◆ **TRECHO CITADO**
TRÁFICO DE ÓRGAOS NO BRASIL

Uma das mais importantes entidades internacionais de direitos humanos, a OMCT (Organização Mundial Contra a Tortura), preparou um relatório sobre o tráfico de órgãos e cita o Brasil. Hoje, a OMCT vai propor oficialmente, na Conferência Mundial de Direitos Humanos, em Viena (Áustria), a criação de uma comissão patrocinada pela ONU (Organização das Nações Unidas) para investigar mais detalhadamente as rotas da venda ilegal, o que motivaria assassinatos. Além do Brasil são citados Argentina, Guatemala, Honduras e Colômbia, onde surgem denúncias sobre quadrilhas que matam pessoas para extrair órgãos. Há dois tipos de denúncias: 1) o órgão é retirado ilegalmente quando a pessoa já está morta; 2) pessoas são mortas para extração de órgãos. O Brasil entrou na lista porque a OMCT enviou em 1992 uma pesquisadora ao país. Sua missão, porém, se restringia a verificar os maus-tratos contra as crianças, tema geral do relatório que será apresentado hoje. Durante a investigação a pesquisadora recebeu de organizações não-governamentais, como o Movimento Nacional de Meninos e Meninas de Rua, informações sobre crianças mortas que estavam sem órgãos. Esses relatos foram considerados um indício que poderia levar a uma rede mais ampla ligada a centros da Europa. A suspeita recai ainda sobre o Brasil por causa do registro-- este plenamente confirmado-- sobre quadrilhas que patrocinam a adoção ilegal de crianças. Essas adoções ocorrem com crianças compradas ou sequestradas (FSP).

[Dados de compreensão de documentos]

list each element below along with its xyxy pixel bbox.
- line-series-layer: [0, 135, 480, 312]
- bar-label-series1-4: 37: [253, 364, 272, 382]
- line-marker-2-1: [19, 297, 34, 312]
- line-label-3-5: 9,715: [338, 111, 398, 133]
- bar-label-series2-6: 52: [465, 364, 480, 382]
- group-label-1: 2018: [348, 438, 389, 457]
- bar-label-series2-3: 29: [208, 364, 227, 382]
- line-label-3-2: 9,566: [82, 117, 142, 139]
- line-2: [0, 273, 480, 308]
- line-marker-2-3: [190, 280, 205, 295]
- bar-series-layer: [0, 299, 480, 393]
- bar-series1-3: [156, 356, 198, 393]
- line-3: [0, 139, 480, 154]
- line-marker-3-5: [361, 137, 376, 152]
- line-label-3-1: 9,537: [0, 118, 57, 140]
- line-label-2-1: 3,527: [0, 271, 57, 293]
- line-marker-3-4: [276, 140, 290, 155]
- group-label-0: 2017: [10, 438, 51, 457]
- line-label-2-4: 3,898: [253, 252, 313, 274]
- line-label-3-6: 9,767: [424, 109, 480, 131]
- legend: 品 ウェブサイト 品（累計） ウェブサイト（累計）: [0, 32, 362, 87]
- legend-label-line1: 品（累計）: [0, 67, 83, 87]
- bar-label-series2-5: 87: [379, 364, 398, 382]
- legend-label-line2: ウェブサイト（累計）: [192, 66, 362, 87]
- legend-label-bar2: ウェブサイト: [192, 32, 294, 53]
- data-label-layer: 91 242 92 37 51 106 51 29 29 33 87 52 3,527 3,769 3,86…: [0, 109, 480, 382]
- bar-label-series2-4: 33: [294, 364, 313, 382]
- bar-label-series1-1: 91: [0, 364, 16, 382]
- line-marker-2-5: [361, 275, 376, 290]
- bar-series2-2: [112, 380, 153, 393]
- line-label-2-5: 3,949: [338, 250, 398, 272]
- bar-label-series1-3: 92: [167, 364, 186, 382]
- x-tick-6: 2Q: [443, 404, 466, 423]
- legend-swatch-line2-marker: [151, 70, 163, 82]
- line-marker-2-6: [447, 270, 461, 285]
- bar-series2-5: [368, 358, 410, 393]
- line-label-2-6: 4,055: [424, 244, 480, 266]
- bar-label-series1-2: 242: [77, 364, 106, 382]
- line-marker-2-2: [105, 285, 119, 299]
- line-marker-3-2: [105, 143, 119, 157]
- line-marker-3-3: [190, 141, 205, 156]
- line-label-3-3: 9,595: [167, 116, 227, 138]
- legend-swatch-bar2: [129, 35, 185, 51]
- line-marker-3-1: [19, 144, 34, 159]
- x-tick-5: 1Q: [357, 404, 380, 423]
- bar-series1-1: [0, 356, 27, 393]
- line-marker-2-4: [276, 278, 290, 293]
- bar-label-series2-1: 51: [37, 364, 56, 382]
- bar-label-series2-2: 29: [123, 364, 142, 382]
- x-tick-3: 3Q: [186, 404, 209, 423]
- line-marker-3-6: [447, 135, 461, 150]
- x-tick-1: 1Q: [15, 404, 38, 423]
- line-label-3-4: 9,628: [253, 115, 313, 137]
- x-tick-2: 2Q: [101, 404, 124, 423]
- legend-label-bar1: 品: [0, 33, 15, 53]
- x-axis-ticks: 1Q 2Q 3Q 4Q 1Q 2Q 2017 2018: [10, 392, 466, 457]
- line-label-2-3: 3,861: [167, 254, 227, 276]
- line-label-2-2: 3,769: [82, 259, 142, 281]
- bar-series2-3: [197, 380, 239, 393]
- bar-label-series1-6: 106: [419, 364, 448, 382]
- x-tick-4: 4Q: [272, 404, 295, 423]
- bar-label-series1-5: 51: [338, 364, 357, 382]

◆ **INSTRUÇÕES DA TAREFA**
Pode transcrever na íntegra, sem nenhuma alteração, a reportagem sobre tráfico de órgãos? As linhas têm origem diferente da reportagem sobre tráfico de órgãos.

◆ **SOLUÇÃO DO EXERCÍCIO**
TRÁFICO DE ÓRGAOS NO BRASIL

Uma das mais importantes entidades internacionais de direitos humanos, a OMCT (Organização Mundial Contra a Tortura), preparou um relatório sobre o tráfico de órgãos e cita o Brasil. Hoje, a OMCT vai propor oficialmente, na Conferência Mundial de Direitos Humanos, em Viena (Áustria), a criação de uma comissão patrocinada pela ONU (Organização das Nações Unidas) para investigar mais detalhadamente as rotas da venda ilegal, o que motivaria assassinatos. Além do Brasil são citados Argentina, Guatemala, Honduras e Colômbia, onde surgem denúncias sobre quadrilhas que matam pessoas para extrair órgãos. Há dois tipos de denúncias: 1) o órgão é retirado ilegalmente quando a pessoa já está morta; 2) pessoas são mortas para extração de órgãos. O Brasil entrou na lista porque a OMCT enviou em 1992 uma pesquisadora ao país. Sua missão, porém, se restringia a verificar os maus-tratos contra as crianças, tema geral do relatório que será apresentado hoje. Durante a investigação a pesquisadora recebeu de organizações não-governamentais, como o Movimento Nacional de Meninos e Meninas de Rua, informações sobre crianças mortas que estavam sem órgãos. Esses relatos foram considerados um indício que poderia levar a uma rede mais ampla ligada a centros da Europa. A suspeita recai ainda sobre o Brasil por causa do registro-- este plenamente confirmado-- sobre quadrilhas que patrocinam a adoção ilegal de crianças. Essas adoções ocorrem com crianças compradas ou sequestradas (FSP).